■ **Do this**: Copy each line of the records that contains the word "screenshot".

■ **Provided records**:
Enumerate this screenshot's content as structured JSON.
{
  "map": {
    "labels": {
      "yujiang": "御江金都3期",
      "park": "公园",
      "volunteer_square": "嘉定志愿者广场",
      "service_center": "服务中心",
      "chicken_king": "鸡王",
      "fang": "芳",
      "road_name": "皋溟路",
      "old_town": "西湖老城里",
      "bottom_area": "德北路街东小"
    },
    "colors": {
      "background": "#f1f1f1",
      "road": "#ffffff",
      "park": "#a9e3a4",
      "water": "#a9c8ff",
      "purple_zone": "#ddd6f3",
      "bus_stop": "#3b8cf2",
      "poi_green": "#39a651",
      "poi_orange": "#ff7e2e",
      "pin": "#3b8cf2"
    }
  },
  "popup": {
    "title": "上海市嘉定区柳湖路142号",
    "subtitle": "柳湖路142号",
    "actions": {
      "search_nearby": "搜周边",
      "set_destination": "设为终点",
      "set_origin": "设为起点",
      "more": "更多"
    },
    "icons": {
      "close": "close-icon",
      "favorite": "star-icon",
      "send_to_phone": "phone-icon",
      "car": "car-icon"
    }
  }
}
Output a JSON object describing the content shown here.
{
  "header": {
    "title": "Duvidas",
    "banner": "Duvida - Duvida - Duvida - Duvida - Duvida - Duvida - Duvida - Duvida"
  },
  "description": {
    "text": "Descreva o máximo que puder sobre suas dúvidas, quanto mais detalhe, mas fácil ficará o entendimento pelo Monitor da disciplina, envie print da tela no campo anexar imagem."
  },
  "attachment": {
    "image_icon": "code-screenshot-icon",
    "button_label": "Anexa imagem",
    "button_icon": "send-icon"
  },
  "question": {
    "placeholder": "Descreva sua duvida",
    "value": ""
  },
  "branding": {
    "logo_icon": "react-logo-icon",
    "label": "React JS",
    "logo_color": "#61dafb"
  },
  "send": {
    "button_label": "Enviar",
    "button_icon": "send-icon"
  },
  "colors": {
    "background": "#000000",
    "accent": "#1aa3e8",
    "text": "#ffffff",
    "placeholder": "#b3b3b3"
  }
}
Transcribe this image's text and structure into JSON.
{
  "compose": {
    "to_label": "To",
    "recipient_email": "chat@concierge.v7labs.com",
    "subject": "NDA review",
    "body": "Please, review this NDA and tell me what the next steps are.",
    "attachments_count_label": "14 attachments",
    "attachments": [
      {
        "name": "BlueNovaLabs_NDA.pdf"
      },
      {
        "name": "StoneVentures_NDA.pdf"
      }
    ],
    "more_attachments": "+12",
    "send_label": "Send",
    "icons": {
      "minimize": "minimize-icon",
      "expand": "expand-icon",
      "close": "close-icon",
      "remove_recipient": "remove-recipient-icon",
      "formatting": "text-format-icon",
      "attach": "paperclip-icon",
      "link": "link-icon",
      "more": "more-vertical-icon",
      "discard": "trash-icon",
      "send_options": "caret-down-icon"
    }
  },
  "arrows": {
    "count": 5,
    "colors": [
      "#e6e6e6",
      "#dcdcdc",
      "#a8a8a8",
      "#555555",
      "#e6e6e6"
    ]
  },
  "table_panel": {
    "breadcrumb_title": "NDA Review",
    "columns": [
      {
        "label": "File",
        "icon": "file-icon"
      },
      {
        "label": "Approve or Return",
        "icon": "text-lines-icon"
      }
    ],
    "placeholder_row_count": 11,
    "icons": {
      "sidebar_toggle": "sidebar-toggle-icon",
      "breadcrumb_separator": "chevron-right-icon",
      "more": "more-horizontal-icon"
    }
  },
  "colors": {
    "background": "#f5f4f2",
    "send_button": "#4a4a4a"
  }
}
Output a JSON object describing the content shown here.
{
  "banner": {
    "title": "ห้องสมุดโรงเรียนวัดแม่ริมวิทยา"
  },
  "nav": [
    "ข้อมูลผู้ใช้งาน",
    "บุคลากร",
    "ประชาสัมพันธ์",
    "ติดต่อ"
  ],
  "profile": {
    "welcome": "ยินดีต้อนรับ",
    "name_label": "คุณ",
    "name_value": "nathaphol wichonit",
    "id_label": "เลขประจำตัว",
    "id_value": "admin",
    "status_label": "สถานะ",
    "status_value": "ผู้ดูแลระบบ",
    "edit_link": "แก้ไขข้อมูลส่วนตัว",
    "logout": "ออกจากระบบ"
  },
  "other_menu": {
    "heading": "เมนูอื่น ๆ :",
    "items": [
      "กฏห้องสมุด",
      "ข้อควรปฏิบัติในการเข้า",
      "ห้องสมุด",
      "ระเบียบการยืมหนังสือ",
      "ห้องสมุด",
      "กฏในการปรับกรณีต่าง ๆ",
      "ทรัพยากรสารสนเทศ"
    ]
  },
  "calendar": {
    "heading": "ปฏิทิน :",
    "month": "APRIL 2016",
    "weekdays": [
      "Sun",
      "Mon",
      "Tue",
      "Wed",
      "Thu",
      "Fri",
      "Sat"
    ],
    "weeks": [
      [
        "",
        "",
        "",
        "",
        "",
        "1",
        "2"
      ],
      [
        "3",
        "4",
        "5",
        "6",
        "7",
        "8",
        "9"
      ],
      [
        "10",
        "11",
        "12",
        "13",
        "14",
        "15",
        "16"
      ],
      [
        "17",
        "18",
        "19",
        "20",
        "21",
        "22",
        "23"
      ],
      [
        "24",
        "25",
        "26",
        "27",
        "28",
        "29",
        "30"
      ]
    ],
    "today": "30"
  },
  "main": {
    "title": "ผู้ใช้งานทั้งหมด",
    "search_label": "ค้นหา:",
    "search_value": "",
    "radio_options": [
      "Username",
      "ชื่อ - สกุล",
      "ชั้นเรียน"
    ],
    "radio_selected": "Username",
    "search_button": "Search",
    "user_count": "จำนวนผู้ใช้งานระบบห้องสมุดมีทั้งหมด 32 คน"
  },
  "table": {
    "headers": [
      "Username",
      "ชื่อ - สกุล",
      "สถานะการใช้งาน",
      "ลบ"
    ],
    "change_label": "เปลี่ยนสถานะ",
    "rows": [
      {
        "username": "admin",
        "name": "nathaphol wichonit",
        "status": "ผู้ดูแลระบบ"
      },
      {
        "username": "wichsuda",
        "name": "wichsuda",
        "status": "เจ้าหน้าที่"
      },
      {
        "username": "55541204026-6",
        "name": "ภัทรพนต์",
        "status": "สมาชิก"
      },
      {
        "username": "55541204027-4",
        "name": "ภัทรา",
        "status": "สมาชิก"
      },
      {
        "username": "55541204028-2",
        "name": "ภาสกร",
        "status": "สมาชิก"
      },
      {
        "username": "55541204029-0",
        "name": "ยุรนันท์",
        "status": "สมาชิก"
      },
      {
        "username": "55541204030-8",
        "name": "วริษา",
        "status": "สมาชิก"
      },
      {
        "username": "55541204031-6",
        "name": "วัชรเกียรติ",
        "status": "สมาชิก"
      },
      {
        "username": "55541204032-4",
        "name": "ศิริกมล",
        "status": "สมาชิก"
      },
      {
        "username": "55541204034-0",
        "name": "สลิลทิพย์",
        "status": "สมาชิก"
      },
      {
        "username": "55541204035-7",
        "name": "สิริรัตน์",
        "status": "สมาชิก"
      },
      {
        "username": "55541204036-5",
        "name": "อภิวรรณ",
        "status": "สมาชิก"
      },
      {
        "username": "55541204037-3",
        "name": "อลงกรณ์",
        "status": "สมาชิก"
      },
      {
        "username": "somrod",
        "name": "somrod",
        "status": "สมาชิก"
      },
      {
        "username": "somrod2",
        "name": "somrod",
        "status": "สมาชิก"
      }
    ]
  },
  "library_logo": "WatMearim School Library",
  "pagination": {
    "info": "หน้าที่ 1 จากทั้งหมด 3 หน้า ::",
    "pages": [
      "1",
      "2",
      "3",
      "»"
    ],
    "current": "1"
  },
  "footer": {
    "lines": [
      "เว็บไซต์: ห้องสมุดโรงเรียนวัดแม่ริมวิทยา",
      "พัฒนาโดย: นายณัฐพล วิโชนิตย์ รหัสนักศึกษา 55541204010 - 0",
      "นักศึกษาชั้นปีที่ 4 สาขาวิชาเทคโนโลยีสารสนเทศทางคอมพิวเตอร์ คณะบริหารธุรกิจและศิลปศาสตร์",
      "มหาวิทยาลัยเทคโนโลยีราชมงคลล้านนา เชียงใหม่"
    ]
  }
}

■ **Reply to the exercise**:
Enumerate this screenshot's content as structured JSON.
    "image_icon": "code-screenshot-icon",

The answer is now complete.